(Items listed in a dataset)
(begin)
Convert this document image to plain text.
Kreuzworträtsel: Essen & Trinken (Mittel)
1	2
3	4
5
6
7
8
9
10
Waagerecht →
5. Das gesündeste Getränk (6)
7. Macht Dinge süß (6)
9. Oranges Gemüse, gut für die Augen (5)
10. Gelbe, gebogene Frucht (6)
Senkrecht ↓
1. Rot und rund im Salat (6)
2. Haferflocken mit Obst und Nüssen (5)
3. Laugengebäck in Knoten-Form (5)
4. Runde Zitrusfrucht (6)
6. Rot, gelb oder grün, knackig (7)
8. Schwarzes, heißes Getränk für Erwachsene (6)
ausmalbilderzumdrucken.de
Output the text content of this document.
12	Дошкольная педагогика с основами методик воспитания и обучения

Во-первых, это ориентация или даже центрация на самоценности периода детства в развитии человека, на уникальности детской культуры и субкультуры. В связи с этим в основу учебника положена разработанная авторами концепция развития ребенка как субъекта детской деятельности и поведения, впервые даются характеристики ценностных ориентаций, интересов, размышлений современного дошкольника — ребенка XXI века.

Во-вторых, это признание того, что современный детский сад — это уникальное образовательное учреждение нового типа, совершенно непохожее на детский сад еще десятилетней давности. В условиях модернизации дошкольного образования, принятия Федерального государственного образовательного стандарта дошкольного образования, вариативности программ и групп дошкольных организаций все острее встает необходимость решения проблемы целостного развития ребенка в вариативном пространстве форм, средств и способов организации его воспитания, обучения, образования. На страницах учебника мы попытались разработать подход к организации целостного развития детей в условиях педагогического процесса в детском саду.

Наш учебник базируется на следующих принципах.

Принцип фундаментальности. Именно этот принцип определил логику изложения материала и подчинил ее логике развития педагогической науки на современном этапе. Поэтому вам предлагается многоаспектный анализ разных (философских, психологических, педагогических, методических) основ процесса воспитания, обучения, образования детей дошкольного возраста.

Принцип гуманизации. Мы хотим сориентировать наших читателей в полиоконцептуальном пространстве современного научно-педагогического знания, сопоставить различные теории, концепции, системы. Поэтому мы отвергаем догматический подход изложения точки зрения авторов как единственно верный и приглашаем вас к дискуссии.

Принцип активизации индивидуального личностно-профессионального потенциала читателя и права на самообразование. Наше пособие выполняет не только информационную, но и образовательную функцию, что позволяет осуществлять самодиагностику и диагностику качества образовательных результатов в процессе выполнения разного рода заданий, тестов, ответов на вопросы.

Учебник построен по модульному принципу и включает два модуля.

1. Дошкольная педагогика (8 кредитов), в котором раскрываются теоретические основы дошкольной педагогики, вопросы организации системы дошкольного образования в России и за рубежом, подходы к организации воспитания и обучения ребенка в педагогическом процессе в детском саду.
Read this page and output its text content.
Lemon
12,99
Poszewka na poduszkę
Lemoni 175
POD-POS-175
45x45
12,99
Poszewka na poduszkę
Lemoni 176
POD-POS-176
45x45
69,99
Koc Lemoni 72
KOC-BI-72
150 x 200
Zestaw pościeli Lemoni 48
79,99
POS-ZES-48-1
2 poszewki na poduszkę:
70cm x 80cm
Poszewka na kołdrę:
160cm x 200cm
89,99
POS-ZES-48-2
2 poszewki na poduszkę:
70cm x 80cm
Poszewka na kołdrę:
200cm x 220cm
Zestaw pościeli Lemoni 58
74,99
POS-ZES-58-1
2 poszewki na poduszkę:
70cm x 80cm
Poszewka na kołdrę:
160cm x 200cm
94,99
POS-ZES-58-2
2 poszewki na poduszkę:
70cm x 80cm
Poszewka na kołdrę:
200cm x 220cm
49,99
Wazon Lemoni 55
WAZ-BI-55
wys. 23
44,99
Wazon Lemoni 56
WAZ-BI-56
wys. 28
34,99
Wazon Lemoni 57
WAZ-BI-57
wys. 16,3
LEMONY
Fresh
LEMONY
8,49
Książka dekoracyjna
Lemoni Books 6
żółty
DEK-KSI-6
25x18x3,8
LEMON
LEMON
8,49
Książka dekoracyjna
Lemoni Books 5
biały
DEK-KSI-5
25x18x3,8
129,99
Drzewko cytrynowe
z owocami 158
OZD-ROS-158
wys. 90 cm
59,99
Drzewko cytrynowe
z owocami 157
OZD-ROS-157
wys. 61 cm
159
(end)
§ **Your task**:
From the entries above, copy every line where the word "педагогика" shows up.

§ **Full response**:
12	Дошкольная педагогика с основами методик воспитания и обучения
1. Дошкольная педагогика (8 кредитов), в котором раскрываются теоретические основы дошкольной педагогики, вопросы организации системы дошкольного образования в России и за рубежом, подходы к организации воспитания и обучения ребенка в педагогическом процессе в детском саду.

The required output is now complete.